■ Part of a data file
· · · ·
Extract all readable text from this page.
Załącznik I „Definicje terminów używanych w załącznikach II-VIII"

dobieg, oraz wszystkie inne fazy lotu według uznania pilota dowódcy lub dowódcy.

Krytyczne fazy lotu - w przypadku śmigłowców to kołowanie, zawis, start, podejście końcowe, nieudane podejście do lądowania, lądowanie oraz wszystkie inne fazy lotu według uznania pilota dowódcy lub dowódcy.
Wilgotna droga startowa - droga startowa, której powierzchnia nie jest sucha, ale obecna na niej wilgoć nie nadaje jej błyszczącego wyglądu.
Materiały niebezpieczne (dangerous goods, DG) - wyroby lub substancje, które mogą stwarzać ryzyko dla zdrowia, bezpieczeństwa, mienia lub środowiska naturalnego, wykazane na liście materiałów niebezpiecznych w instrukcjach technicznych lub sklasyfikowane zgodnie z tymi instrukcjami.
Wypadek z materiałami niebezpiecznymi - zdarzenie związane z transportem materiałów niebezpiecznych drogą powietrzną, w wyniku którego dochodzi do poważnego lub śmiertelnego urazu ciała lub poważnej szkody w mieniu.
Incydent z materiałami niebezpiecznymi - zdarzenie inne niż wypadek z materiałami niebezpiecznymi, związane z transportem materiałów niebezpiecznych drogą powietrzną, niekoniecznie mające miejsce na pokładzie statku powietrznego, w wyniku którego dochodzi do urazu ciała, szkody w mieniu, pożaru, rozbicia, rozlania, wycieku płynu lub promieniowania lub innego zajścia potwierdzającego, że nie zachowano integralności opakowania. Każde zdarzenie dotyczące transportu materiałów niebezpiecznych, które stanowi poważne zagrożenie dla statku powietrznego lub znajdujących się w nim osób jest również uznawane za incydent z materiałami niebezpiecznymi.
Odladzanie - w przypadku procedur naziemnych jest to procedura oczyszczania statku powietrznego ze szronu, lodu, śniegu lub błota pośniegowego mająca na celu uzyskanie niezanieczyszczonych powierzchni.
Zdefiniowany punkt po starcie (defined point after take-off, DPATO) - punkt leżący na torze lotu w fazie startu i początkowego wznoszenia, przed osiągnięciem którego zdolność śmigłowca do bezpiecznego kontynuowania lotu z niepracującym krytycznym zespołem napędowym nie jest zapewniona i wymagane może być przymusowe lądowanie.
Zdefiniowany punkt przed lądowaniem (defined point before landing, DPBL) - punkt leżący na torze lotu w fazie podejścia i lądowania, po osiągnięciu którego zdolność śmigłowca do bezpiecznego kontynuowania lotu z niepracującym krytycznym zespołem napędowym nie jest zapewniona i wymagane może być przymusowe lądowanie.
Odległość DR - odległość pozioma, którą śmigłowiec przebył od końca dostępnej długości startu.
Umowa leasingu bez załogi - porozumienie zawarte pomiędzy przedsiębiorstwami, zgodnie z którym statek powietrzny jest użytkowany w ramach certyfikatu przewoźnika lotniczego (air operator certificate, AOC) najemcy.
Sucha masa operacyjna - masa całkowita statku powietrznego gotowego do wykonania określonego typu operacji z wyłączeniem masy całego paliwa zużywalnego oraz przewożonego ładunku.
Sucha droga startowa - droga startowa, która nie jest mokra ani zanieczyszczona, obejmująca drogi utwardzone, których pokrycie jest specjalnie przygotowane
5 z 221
· · · ·
■ INSTRUCTION
Show every line in the entries where the string "punkt" occurs.

■ SOLUTION
Zdefiniowany punkt po starcie (defined point after take-off, DPATO) - punkt leżący na torze lotu w fazie startu i początkowego wznoszenia, przed osiągnięciem którego zdolność śmigłowca do bezpiecznego kontynuowania lotu z niepracującym krytycznym zespołem napędowym nie jest zapewniona i wymagane może być przymusowe lądowanie.
Zdefiniowany punkt przed lądowaniem (defined point before landing, DPBL) - punkt leżący na torze lotu w fazie podejścia i lądowania, po osiągnięciu którego zdolność śmigłowca do bezpiecznego kontynuowania lotu z niepracującym krytycznym zespołem napędowym nie jest zapewniona i wymagane może być przymusowe lądowanie.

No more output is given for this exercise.